_What this task involves_. Take from the listing each line that has the string "click".

--*--

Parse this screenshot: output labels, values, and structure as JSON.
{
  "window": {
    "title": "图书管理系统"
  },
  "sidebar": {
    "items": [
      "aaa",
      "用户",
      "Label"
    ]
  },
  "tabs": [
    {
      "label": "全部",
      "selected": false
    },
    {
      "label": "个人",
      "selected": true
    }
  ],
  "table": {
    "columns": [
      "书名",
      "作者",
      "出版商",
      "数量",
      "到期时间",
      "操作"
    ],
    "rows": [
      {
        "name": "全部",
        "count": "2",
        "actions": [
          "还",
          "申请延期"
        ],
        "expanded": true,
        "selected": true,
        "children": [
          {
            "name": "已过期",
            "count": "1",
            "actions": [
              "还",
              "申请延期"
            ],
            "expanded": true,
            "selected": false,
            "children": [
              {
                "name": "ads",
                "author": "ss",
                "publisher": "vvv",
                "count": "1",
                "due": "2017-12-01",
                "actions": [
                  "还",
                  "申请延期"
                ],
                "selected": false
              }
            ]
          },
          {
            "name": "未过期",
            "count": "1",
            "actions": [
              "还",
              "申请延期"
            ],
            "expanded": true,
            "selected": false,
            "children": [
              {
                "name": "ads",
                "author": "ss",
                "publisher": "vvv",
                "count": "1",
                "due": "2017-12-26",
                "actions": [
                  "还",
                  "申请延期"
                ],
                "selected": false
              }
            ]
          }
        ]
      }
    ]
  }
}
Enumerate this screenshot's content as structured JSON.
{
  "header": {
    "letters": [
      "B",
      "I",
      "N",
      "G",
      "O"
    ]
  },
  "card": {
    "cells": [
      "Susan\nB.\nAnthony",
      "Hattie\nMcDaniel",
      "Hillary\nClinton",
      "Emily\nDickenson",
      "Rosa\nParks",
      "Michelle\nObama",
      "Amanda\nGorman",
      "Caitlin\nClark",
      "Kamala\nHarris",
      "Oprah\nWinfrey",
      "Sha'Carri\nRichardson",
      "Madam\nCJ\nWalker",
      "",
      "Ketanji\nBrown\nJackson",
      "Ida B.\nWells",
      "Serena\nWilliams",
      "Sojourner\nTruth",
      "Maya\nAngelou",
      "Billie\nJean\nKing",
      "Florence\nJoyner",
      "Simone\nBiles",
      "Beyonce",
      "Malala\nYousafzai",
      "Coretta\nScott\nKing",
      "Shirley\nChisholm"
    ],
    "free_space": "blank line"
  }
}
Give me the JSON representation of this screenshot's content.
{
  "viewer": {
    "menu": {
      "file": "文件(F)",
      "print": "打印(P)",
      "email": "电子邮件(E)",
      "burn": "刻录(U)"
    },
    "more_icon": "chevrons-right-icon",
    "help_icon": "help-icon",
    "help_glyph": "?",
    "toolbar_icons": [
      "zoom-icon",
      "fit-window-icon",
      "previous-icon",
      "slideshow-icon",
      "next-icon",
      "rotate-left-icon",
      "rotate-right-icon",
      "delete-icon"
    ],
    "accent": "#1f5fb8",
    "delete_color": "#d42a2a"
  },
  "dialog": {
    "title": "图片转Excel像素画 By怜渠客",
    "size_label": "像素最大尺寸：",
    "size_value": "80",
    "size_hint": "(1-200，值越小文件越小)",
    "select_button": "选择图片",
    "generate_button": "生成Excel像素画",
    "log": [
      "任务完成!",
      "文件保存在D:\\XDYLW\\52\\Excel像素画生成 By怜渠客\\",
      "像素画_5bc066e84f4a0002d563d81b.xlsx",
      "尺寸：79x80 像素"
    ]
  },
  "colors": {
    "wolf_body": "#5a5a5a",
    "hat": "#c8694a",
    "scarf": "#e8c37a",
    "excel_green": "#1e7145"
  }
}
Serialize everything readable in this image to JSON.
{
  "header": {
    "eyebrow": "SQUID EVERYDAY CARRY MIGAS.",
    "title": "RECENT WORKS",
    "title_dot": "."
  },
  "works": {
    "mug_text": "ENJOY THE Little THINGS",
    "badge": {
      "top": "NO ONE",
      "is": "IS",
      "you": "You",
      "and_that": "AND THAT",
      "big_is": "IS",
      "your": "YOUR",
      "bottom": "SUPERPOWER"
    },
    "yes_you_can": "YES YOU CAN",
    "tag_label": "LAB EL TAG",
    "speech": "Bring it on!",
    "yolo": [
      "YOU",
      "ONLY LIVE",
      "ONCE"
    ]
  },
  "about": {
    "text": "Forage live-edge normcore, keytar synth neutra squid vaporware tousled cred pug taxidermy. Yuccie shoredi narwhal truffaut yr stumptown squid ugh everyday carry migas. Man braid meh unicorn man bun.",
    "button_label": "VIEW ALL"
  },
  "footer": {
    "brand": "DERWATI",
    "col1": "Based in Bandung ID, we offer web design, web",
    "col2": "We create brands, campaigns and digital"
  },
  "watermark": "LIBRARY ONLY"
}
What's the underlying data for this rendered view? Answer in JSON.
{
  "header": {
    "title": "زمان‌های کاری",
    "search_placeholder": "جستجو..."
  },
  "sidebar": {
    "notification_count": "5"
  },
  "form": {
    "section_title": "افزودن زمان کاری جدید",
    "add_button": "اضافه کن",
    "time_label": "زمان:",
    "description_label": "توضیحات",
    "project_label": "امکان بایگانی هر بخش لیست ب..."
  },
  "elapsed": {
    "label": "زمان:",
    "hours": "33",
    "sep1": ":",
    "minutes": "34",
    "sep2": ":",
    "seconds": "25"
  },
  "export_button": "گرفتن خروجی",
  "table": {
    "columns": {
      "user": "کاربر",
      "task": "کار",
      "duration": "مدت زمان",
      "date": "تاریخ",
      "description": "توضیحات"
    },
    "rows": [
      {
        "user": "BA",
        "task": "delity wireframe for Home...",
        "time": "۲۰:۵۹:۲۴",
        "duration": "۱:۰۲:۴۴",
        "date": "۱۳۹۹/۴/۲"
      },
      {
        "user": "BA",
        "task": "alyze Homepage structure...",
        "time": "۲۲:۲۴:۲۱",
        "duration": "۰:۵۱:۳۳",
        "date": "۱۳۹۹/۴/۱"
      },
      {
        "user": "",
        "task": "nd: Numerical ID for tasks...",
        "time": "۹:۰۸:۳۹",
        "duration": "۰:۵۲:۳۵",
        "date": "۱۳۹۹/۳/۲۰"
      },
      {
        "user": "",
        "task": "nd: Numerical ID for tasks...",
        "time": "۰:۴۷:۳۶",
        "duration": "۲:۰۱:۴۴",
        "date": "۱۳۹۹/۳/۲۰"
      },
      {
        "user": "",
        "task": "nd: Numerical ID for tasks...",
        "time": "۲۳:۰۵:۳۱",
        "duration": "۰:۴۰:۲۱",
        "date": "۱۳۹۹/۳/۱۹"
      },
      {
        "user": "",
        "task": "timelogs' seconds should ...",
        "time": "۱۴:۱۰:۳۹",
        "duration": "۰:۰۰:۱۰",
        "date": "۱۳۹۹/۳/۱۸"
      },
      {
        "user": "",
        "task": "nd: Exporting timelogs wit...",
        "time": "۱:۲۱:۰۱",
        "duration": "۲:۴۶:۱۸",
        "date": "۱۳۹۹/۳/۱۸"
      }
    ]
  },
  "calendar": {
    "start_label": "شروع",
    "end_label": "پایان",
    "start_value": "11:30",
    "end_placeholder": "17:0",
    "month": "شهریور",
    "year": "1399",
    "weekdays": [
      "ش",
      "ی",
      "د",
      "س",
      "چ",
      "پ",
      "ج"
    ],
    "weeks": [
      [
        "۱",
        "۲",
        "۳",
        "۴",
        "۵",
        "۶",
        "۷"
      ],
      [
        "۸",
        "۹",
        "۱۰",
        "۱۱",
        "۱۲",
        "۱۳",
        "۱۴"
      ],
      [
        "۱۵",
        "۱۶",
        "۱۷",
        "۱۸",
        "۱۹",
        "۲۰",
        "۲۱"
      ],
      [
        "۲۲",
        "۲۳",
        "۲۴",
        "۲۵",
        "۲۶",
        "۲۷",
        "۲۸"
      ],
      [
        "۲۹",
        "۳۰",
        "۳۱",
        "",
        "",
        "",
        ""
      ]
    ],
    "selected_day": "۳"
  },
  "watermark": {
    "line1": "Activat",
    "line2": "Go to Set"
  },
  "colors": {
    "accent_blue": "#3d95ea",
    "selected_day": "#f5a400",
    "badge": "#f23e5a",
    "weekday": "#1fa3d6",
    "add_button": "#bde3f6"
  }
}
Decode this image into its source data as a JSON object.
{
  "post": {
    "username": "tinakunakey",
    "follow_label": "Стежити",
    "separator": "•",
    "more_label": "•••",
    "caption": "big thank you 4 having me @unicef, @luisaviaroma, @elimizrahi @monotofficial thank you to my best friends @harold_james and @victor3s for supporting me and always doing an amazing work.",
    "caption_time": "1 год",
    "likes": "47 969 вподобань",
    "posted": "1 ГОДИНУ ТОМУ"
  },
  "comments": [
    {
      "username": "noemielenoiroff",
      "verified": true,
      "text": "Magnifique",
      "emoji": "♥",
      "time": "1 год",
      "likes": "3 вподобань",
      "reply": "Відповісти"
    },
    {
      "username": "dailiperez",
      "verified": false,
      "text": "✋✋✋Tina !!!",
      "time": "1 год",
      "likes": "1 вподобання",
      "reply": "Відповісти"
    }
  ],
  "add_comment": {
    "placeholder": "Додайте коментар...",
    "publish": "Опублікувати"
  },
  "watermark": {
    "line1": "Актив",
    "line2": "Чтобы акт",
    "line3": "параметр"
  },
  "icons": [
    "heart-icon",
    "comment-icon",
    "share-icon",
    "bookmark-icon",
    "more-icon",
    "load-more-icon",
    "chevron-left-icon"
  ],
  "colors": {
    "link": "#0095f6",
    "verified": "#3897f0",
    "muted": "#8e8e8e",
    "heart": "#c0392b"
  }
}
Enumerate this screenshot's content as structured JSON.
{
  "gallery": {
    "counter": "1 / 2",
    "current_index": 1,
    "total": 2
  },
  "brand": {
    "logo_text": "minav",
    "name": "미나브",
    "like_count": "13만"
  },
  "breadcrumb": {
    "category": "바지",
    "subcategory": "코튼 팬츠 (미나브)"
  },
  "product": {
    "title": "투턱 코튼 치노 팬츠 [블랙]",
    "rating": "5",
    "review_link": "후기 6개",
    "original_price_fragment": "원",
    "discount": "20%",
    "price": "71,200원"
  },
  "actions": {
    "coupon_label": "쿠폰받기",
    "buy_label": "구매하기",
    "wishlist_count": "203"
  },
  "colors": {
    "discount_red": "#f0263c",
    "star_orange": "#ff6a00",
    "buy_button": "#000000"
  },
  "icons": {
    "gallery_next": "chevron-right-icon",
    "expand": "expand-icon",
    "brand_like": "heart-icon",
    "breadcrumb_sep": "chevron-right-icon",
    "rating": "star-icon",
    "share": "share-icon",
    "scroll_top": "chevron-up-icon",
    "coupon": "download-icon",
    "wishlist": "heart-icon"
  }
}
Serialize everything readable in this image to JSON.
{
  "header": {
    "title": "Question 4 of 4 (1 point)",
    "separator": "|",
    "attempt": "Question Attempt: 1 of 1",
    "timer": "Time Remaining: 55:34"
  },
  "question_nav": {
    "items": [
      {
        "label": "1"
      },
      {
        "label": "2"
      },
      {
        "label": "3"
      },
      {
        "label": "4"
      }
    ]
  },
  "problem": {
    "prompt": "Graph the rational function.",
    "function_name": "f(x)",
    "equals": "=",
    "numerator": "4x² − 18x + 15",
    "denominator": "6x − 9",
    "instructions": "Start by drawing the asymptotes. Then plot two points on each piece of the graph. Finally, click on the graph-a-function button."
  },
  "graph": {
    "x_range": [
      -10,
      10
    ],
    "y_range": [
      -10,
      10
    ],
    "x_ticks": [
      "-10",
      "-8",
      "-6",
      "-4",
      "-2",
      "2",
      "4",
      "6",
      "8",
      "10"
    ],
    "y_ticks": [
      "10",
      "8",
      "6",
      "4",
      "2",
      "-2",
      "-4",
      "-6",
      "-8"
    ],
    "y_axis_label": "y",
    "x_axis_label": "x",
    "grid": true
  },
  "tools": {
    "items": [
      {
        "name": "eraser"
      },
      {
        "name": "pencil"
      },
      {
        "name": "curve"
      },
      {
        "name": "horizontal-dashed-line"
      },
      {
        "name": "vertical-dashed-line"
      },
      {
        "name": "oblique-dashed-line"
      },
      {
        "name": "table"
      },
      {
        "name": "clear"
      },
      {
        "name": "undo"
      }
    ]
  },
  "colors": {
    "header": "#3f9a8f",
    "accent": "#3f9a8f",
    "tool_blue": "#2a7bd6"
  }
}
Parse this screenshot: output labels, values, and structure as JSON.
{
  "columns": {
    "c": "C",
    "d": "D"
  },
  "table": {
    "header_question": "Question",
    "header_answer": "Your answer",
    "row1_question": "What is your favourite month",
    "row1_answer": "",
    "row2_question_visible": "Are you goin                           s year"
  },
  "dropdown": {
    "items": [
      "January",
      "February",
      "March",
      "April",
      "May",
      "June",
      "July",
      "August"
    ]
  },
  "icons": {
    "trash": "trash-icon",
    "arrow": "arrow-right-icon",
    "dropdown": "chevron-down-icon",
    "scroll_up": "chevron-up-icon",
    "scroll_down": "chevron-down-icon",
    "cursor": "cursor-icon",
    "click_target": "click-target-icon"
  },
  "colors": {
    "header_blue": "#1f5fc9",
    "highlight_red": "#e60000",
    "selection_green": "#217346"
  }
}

--*--

_Answer to the task_.
    "instructions": "Start by drawing the asymptotes. Then plot two points on each piece of the graph. Finally, click on the graph-a-function button."
    "click_target": "click-target-icon"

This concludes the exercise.